=== YOUR OBJECTIVE ===
The listing beneath should be written out in full, exactly as shown.

** start EXERCISE DATA **

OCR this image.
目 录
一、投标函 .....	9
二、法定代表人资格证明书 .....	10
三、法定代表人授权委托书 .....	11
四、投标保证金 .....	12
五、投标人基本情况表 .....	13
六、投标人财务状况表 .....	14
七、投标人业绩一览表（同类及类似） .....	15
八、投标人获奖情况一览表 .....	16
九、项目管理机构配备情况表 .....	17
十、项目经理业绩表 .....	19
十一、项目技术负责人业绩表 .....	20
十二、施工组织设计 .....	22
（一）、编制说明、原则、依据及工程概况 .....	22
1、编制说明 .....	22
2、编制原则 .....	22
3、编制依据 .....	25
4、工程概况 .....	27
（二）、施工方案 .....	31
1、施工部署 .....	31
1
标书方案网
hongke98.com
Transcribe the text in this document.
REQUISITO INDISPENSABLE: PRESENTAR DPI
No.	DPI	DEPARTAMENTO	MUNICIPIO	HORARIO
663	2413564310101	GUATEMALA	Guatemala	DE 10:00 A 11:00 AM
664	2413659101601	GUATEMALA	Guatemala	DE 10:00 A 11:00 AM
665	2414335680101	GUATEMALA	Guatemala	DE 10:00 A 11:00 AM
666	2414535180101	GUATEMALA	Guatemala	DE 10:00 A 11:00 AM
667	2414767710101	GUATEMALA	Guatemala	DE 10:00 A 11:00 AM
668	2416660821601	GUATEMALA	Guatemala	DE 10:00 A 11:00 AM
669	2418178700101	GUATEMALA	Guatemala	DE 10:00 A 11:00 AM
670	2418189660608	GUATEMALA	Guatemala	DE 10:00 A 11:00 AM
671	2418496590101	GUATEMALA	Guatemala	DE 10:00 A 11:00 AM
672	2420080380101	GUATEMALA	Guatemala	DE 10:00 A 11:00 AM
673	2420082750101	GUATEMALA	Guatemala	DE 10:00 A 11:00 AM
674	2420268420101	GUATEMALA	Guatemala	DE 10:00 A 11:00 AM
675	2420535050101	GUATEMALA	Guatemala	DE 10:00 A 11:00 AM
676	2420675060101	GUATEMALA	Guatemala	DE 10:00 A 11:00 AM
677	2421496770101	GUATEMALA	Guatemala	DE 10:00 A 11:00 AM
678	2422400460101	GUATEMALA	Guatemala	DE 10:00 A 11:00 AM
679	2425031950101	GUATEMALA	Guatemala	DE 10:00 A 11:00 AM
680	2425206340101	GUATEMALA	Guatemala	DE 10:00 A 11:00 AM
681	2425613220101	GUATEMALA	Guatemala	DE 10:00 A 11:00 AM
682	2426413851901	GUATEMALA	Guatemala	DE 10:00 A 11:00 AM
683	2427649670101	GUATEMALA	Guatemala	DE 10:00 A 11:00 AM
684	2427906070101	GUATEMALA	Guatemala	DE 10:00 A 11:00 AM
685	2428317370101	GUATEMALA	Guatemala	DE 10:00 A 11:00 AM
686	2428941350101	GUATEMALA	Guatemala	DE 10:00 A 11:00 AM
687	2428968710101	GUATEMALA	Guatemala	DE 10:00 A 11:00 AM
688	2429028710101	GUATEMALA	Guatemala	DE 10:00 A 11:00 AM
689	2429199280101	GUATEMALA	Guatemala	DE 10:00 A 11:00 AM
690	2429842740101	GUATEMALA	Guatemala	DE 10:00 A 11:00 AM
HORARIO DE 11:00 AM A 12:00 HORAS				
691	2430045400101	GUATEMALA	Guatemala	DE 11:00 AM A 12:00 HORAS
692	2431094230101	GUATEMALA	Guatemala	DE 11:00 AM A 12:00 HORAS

** end EXERCISE DATA **

=== ANSWER TO THE TASK ===
OCR this image.
目 录
一、投标函 .....	9
二、法定代表人资格证明书 .....	10
三、法定代表人授权委托书 .....	11
四、投标保证金 .....	12
五、投标人基本情况表 .....	13
六、投标人财务状况表 .....	14
七、投标人业绩一览表（同类及类似） .....	15
八、投标人获奖情况一览表 .....	16
九、项目管理机构配备情况表 .....	17
十、项目经理业绩表 .....	19
十一、项目技术负责人业绩表 .....	20
十二、施工组织设计 .....	22
（一）、编制说明、原则、依据及工程概况 .....	22
1、编制说明 .....	22
2、编制原则 .....	22
3、编制依据 .....	25
4、工程概况 .....	27
（二）、施工方案 .....	31
1、施工部署 .....	31
1
标书方案网
hongke98.com
Transcribe the text in this document.
REQUISITO INDISPENSABLE: PRESENTAR DPI
No.	DPI	DEPARTAMENTO	MUNICIPIO	HORARIO
663	2413564310101	GUATEMALA	Guatemala	DE 10:00 A 11:00 AM
664	2413659101601	GUATEMALA	Guatemala	DE 10:00 A 11:00 AM
665	2414335680101	GUATEMALA	Guatemala	DE 10:00 A 11:00 AM
666	2414535180101	GUATEMALA	Guatemala	DE 10:00 A 11:00 AM
667	2414767710101	GUATEMALA	Guatemala	DE 10:00 A 11:00 AM
668	2416660821601	GUATEMALA	Guatemala	DE 10:00 A 11:00 AM
669	2418178700101	GUATEMALA	Guatemala	DE 10:00 A 11:00 AM
670	2418189660608	GUATEMALA	Guatemala	DE 10:00 A 11:00 AM
671	2418496590101	GUATEMALA	Guatemala	DE 10:00 A 11:00 AM
672	2420080380101	GUATEMALA	Guatemala	DE 10:00 A 11:00 AM
673	2420082750101	GUATEMALA	Guatemala	DE 10:00 A 11:00 AM
674	2420268420101	GUATEMALA	Guatemala	DE 10:00 A 11:00 AM
675	2420535050101	GUATEMALA	Guatemala	DE 10:00 A 11:00 AM
676	2420675060101	GUATEMALA	Guatemala	DE 10:00 A 11:00 AM
677	2421496770101	GUATEMALA	Guatemala	DE 10:00 A 11:00 AM
678	2422400460101	GUATEMALA	Guatemala	DE 10:00 A 11:00 AM
679	2425031950101	GUATEMALA	Guatemala	DE 10:00 A 11:00 AM
680	2425206340101	GUATEMALA	Guatemala	DE 10:00 A 11:00 AM
681	2425613220101	GUATEMALA	Guatemala	DE 10:00 A 11:00 AM
682	2426413851901	GUATEMALA	Guatemala	DE 10:00 A 11:00 AM
683	2427649670101	GUATEMALA	Guatemala	DE 10:00 A 11:00 AM
684	2427906070101	GUATEMALA	Guatemala	DE 10:00 A 11:00 AM
685	2428317370101	GUATEMALA	Guatemala	DE 10:00 A 11:00 AM
686	2428941350101	GUATEMALA	Guatemala	DE 10:00 A 11:00 AM
687	2428968710101	GUATEMALA	Guatemala	DE 10:00 A 11:00 AM
688	2429028710101	GUATEMALA	Guatemala	DE 10:00 A 11:00 AM
689	2429199280101	GUATEMALA	Guatemala	DE 10:00 A 11:00 AM
690	2429842740101	GUATEMALA	Guatemala	DE 10:00 A 11:00 AM
HORARIO DE 11:00 AM A 12:00 HORAS				
691	2430045400101	GUATEMALA	Guatemala	DE 11:00 AM A 12:00 HORAS
692	2431094230101	GUATEMALA	Guatemala	DE 11:00 AM A 12:00 HORAS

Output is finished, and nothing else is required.